Work required :: Select all lines holding the word "Australian" from the entries that follow.
╭─ Extracted material
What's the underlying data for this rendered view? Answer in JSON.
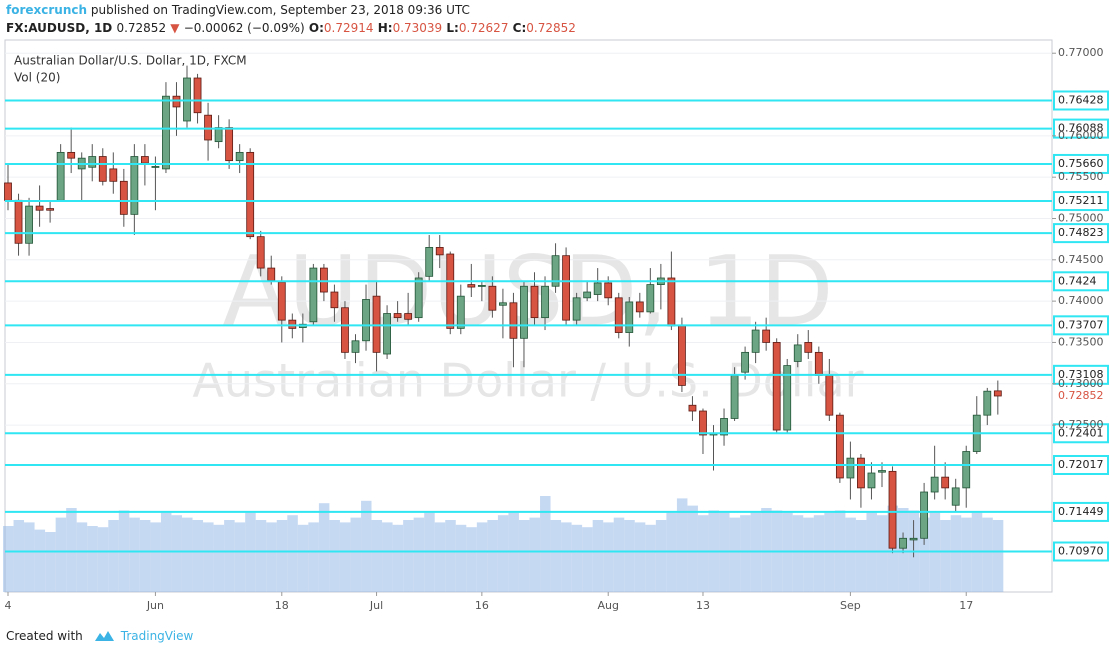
{
  "header": {
    "author": "forexcrunch",
    "published": "published on TradingView.com, September 23, 2018 09:36 UTC",
    "symbol": "FX:AUDUSD, 1D",
    "change": "−0.00062 (−0.09%)",
    "ohlc_labels": [
      "O:",
      "H:",
      "L:",
      "C:"
    ]
  },
  "footer": {
    "created": "Created with",
    "brand": "TradingView"
  },
  "chart_data": {
    "type": "candlestick",
    "title": "Australian Dollar/U.S. Dollar, 1D, FXCM",
    "watermark": [
      "AUDUSD, 1D",
      "Australian Dollar / U.S. Dollar"
    ],
    "up_color": "#6ba583",
    "down_color": "#d75442",
    "categories": [
      "4",
      null,
      null,
      null,
      null,
      null,
      null,
      null,
      null,
      null,
      null,
      null,
      null,
      null,
      "Jun",
      null,
      null,
      null,
      null,
      null,
      null,
      null,
      null,
      null,
      null,
      null,
      "18",
      null,
      null,
      null,
      null,
      null,
      null,
      null,
      null,
      "Jul",
      null,
      null,
      null,
      null,
      null,
      null,
      null,
      null,
      null,
      "16",
      null,
      null,
      null,
      null,
      null,
      null,
      null,
      null,
      null,
      null,
      null,
      "Aug",
      null,
      null,
      null,
      null,
      null,
      null,
      null,
      null,
      "13",
      null,
      null,
      null,
      null,
      null,
      null,
      null,
      null,
      null,
      null,
      null,
      null,
      null,
      "Sep",
      null,
      null,
      null,
      null,
      null,
      null,
      null,
      null,
      null,
      null,
      "17",
      null,
      null,
      null
    ],
    "open": [
      0.7543,
      0.7522,
      0.747,
      0.7515,
      0.7512,
      0.7522,
      0.758,
      0.756,
      0.7562,
      0.7575,
      0.756,
      0.7545,
      0.7505,
      0.7575,
      0.7563,
      0.756,
      0.7648,
      0.7618,
      0.767,
      0.7625,
      0.7593,
      0.761,
      0.757,
      0.758,
      0.7478,
      0.744,
      0.7423,
      0.7377,
      0.7368,
      0.7375,
      0.744,
      0.7411,
      0.7392,
      0.7338,
      0.7352,
      0.7406,
      0.7336,
      0.7385,
      0.7385,
      0.738,
      0.743,
      0.7465,
      0.7457,
      0.7367,
      0.742,
      0.7419,
      0.7418,
      0.7395,
      0.7398,
      0.7355,
      0.7418,
      0.738,
      0.7418,
      0.7455,
      0.7377,
      0.7404,
      0.7408,
      0.7422,
      0.7404,
      0.7362,
      0.7399,
      0.7387,
      0.742,
      0.7428,
      0.737,
      0.7274,
      0.7267,
      0.7238,
      0.7238,
      0.7258,
      0.7314,
      0.7338,
      0.7365,
      0.735,
      0.7244,
      0.7327,
      0.735,
      0.7338,
      0.731,
      0.7262,
      0.7186,
      0.721,
      0.7174,
      0.7193,
      0.7194,
      0.7101,
      0.7111,
      0.7113,
      0.7169,
      0.7187,
      0.7153,
      0.7174,
      0.7218,
      0.7262,
      0.72914
    ],
    "high": [
      0.7565,
      0.753,
      0.7525,
      0.754,
      0.752,
      0.759,
      0.761,
      0.758,
      0.759,
      0.7585,
      0.758,
      0.756,
      0.759,
      0.759,
      0.7575,
      0.7665,
      0.7665,
      0.7685,
      0.7675,
      0.764,
      0.7625,
      0.762,
      0.759,
      0.7585,
      0.7485,
      0.7455,
      0.743,
      0.7385,
      0.7385,
      0.7445,
      0.7445,
      0.742,
      0.74,
      0.736,
      0.742,
      0.7425,
      0.7395,
      0.74,
      0.741,
      0.7435,
      0.748,
      0.748,
      0.746,
      0.742,
      0.7445,
      0.7425,
      0.743,
      0.7415,
      0.741,
      0.7425,
      0.7435,
      0.743,
      0.747,
      0.7465,
      0.741,
      0.7425,
      0.744,
      0.743,
      0.741,
      0.7405,
      0.741,
      0.744,
      0.7445,
      0.746,
      0.738,
      0.7285,
      0.727,
      0.725,
      0.727,
      0.732,
      0.7345,
      0.7375,
      0.738,
      0.7355,
      0.733,
      0.736,
      0.7365,
      0.7345,
      0.733,
      0.7265,
      0.723,
      0.7215,
      0.7205,
      0.7205,
      0.72,
      0.712,
      0.7135,
      0.718,
      0.7225,
      0.7205,
      0.7185,
      0.7225,
      0.7285,
      0.7295,
      0.73039
    ],
    "low": [
      0.751,
      0.7455,
      0.7455,
      0.749,
      0.7495,
      0.752,
      0.7555,
      0.752,
      0.7545,
      0.754,
      0.753,
      0.749,
      0.748,
      0.754,
      0.751,
      0.7555,
      0.76,
      0.761,
      0.7615,
      0.757,
      0.7585,
      0.756,
      0.7555,
      0.7475,
      0.743,
      0.742,
      0.735,
      0.7355,
      0.735,
      0.737,
      0.74,
      0.7375,
      0.733,
      0.7325,
      0.734,
      0.7315,
      0.733,
      0.7375,
      0.737,
      0.7375,
      0.7425,
      0.744,
      0.736,
      0.736,
      0.7405,
      0.74,
      0.738,
      0.7355,
      0.732,
      0.732,
      0.737,
      0.7365,
      0.741,
      0.737,
      0.737,
      0.74,
      0.74,
      0.7395,
      0.7355,
      0.7345,
      0.738,
      0.7385,
      0.739,
      0.7365,
      0.729,
      0.7255,
      0.7215,
      0.7195,
      0.7225,
      0.7255,
      0.7305,
      0.7325,
      0.734,
      0.724,
      0.724,
      0.732,
      0.733,
      0.73,
      0.7255,
      0.718,
      0.716,
      0.715,
      0.716,
      0.7175,
      0.7095,
      0.7095,
      0.709,
      0.7105,
      0.716,
      0.716,
      0.7145,
      0.715,
      0.7215,
      0.725,
      0.72627
    ],
    "close": [
      0.7522,
      0.747,
      0.7515,
      0.751,
      0.751,
      0.758,
      0.7573,
      0.7573,
      0.7575,
      0.7545,
      0.7545,
      0.7505,
      0.7575,
      0.7567,
      0.7563,
      0.7648,
      0.7635,
      0.767,
      0.7628,
      0.7595,
      0.761,
      0.757,
      0.758,
      0.7478,
      0.744,
      0.7425,
      0.7377,
      0.7367,
      0.7372,
      0.744,
      0.7411,
      0.7392,
      0.7338,
      0.7352,
      0.7402,
      0.7338,
      0.7385,
      0.738,
      0.7378,
      0.7428,
      0.7465,
      0.7456,
      0.7367,
      0.7406,
      0.7417,
      0.7419,
      0.7389,
      0.7398,
      0.7355,
      0.7418,
      0.738,
      0.7418,
      0.7455,
      0.7377,
      0.7404,
      0.7411,
      0.7422,
      0.7404,
      0.7362,
      0.7399,
      0.7387,
      0.742,
      0.7428,
      0.737,
      0.7298,
      0.7267,
      0.7238,
      0.724,
      0.7258,
      0.731,
      0.7338,
      0.7365,
      0.735,
      0.7244,
      0.7322,
      0.7347,
      0.7338,
      0.731,
      0.7262,
      0.7186,
      0.721,
      0.7174,
      0.7192,
      0.7195,
      0.7101,
      0.7113,
      0.7113,
      0.7169,
      0.7187,
      0.7174,
      0.7174,
      0.7218,
      0.7262,
      0.7291,
      0.72852
    ],
    "volume": {
      "name": "Vol (20)",
      "color": "#8db4e6",
      "values": [
        55,
        60,
        58,
        52,
        50,
        62,
        70,
        58,
        55,
        54,
        60,
        68,
        62,
        60,
        58,
        66,
        64,
        62,
        60,
        58,
        56,
        60,
        58,
        66,
        60,
        58,
        60,
        64,
        56,
        58,
        74,
        60,
        58,
        62,
        76,
        60,
        58,
        56,
        60,
        62,
        66,
        58,
        60,
        56,
        54,
        58,
        60,
        64,
        66,
        60,
        62,
        80,
        60,
        58,
        56,
        54,
        60,
        58,
        62,
        60,
        58,
        56,
        60,
        66,
        78,
        72,
        64,
        68,
        66,
        62,
        64,
        66,
        70,
        68,
        66,
        64,
        62,
        64,
        66,
        68,
        62,
        60,
        66,
        64,
        72,
        70,
        68,
        62,
        66,
        60,
        64,
        62,
        66,
        62,
        60
      ]
    },
    "ylim": [
      0.7048,
      0.7716
    ],
    "yticks": [
      {
        "value": 0.77,
        "label": "0.77000"
      },
      {
        "value": 0.76,
        "label": "0.76000"
      },
      {
        "value": 0.755,
        "label": "0.75500"
      },
      {
        "value": 0.75,
        "label": "0.75000"
      },
      {
        "value": 0.745,
        "label": "0.74500"
      },
      {
        "value": 0.74,
        "label": "0.74000"
      },
      {
        "value": 0.735,
        "label": "0.73500"
      },
      {
        "value": 0.73,
        "label": "0.73000"
      },
      {
        "value": 0.725,
        "label": "0.72500"
      }
    ],
    "levels": [
      0.76428,
      0.76088,
      {
        "value": 0.7566,
        "label": "0.75660"
      },
      0.75211,
      0.74823,
      0.7424,
      0.73707,
      0.73108,
      0.72401,
      0.72017,
      0.71449,
      {
        "value": 0.7097,
        "label": "0.70970"
      }
    ],
    "level_color": "#2fe6f2",
    "grid": true
  }
}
╰─
Answer to the task ::
    "title": "Australian Dollar/U.S. Dollar, 1D, FXCM",
      "Australian Dollar / U.S. Dollar"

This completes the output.